_OBJECTIVE_
Please explain, in one to three sentences, why the text on defining risk argues for keeping "risk" as the word for the combination of likelihood and loss rather than for likelihood alone.

Well, maybe you cite de Moivre, the finance industry, and system safety use, and say to your correspondant “you mean something different. I think that is unhelpful; and indeed our notion has historical precedence, so for the purposes of this conversation let’s use a different word for your new notion.” Or heshe could say the same to you. In any case, you agree to use two different words.

And for good measure, you write a blog post about it, as here.

This is not a new issue. Here’s a story from six and a half years ago. In the May/June 2005 issue of IEEE Software, Richard Fairley proposed a definition of risk for the Software Engineering Glossary of the IEEE (which is supposed to be canonical, although it turns out that Prof. Fairley doesn’t think so):

(Richard Fairley, proposed IEEE Software Engineering Glossary): The probability of incurring a loss or enduring a negative impact.

So a risk is a to be a probability, which means all risks have values between 0 and 1. Tell that to Lehmann Brothers. Well, I guess you can’t any more. Try Bear Stearns and Morgan Stanley. But we’re talking software, not money.

In common use, someone talking to his teenager speaking of “the risk of your not catching the bus in time” is likely talking about the chances of that event. Someone talking of “the risk that Lehman Brothers will go under” is likely also meaning the chances. But someone talking of “the risk of Lehmann Brothers going under” is likely also thinking of the repercussions as well as just the chances. So much meaning can a relative pronoun versus a copula+gerund carry! As with any other term you wish to be a technical term, you need to decide which meaning (of, here, two) you are going to use. And stick with it. What should be clear is that software engineers working in safety-critical systems need to speak both of likelihoods or chances, and about expected levels of loss. It seems obvious to use “chance” or “likelihood” or “probability” for the former, and some other word for the latter. Since it has been called “risk” for 300 years, why not carry on doing so? And so it is. But some people choose differently. If one is then going to use “risk” to mean “likelihood”, what word does one choose to mean the combination of likelihood and severity? There is not an obvious candidate. But you do need a word for it.

I wrote to the author, Prof. Fairley, Richard Thayer, the person overall responsible for the SW Glossary, and Merlin Dorfman, I believe the IEEE editor responsible for the section, pointing out de Moivre’s definition, the definition from Nancy Leveson’s book Safeware (Addison-Wesley, 1995), and that from the standard for functional safety of E/E/PE systems, IEC 61508, which all cohere modulo the caveats above.

Here is de Moivre:

The Risk of losing any sum is the reverse of Expectation, and the true measure of it is, the product of the Sum adventured multiplied by the Probability of the Loss

Here is Nancy Leveson:

the hazard level combined with (1) the likelihood of the hazard leading to an accident… and (2) hazard exposure or duration…

[The notion of hazard level is] the combination of severity and likelihood of occurrence.

Here is IEC 61508:

combination of the probability of the occurrence of harm and the severity of that harm

I also copied my note to Fairley in this note to the York Safety-Critical Mailing List.

Dorfman agreed that the definition could be misunderstood, but that “I believe the reader is given a fair, complete, and accurate picture of the use of terminology in this area.”. “Accurate”?

What do you do if you are a sofware engineer working in safety-critical systems? Use the IEEE SE Glossary definition, or use the IEC 61508 definition? Use different definitions for different meetings, depending on who is there? And what happens if you misjudge your audience?

_Region annotation records_
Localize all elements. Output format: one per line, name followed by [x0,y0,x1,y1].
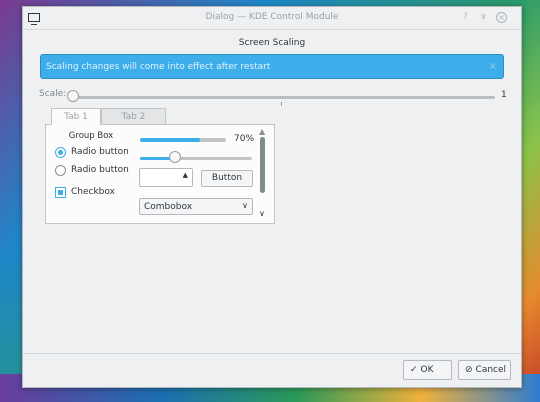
group-box: Group Box Radio button Radio button Chec… [52,131,130,213]
dialog-heading: Screen Scaling [238,38,306,48]
slider-track[interactable] [140,157,252,160]
chevron-down-icon: ∨ [242,201,248,210]
close-info-icon[interactable]: × [489,61,497,72]
radio-button-1[interactable] [55,147,66,158]
titlebar: Dialog — KDE Control Module ? ∨ × [23,7,521,30]
combobox-value: Combobox [144,202,193,212]
ok-button[interactable]: ✓ OK [403,360,452,380]
tab-2[interactable]: Tab 2 [101,108,166,125]
minimize-button[interactable]: ∨ [478,12,489,23]
footer-separator [23,353,521,354]
spin-up-icon[interactable]: ▲ [183,171,188,179]
progress-fill [140,138,201,142]
cancel-icon: ⊘ [465,365,473,375]
preview-tab-widget: Tab 1 Tab 2 Group Box Radio button Radio… [45,108,275,224]
help-button[interactable]: ? [460,12,471,23]
combobox[interactable]: Combobox ∨ [139,198,253,215]
scale-value: 1 [501,90,507,100]
info-message-bar: Scaling changes will come into effect af… [40,54,504,79]
close-window-button[interactable]: × [496,12,507,23]
scrollbar-handle[interactable] [260,137,265,193]
push-button[interactable]: Button [201,170,253,187]
check-icon: ✓ [410,365,418,375]
tab-1[interactable]: Tab 1 [51,108,101,125]
cancel-label: Cancel [475,365,507,375]
spinbox[interactable]: ▲ [139,168,193,187]
dialog-window: Dialog — KDE Control Module ? ∨ × Screen… [22,6,522,388]
window-title: Dialog — KDE Control Module [205,12,339,22]
scroll-down-icon[interactable]: ∨ [259,209,265,218]
progress-bar [140,138,226,142]
ok-label: OK [420,365,434,375]
checkbox-label: Checkbox [71,187,115,197]
tab-pane: Group Box Radio button Radio button Chec… [45,124,275,224]
slider-handle[interactable] [168,151,181,163]
radio-label-2: Radio button [71,165,129,175]
cancel-button[interactable]: ⊘ Cancel [458,360,511,380]
radio-label-1: Radio button [71,147,129,157]
scroll-up-icon[interactable]: ▲ [259,127,265,136]
scale-label: Scale: [39,89,67,99]
scale-tick [281,102,282,106]
scale-slider-handle[interactable] [67,90,79,102]
radio-button-2[interactable] [55,165,66,176]
checkbox[interactable] [55,187,66,198]
progress-text: 70% [234,134,255,144]
scale-slider-track[interactable] [73,96,495,99]
group-box-title: Group Box [68,131,114,141]
info-message: Scaling changes will come into effect af… [46,62,271,72]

_SOLUTION TO THE PROBLEM_
Engineers in safety-critical systems need words for both chances and expected levels of loss. "Chance," "likelihood," or "probability" naturally covers the first, and the combination has been called "risk" for 300 years. If "risk" meant likelihood instead, there would be no obvious word for likelihood combined with severity.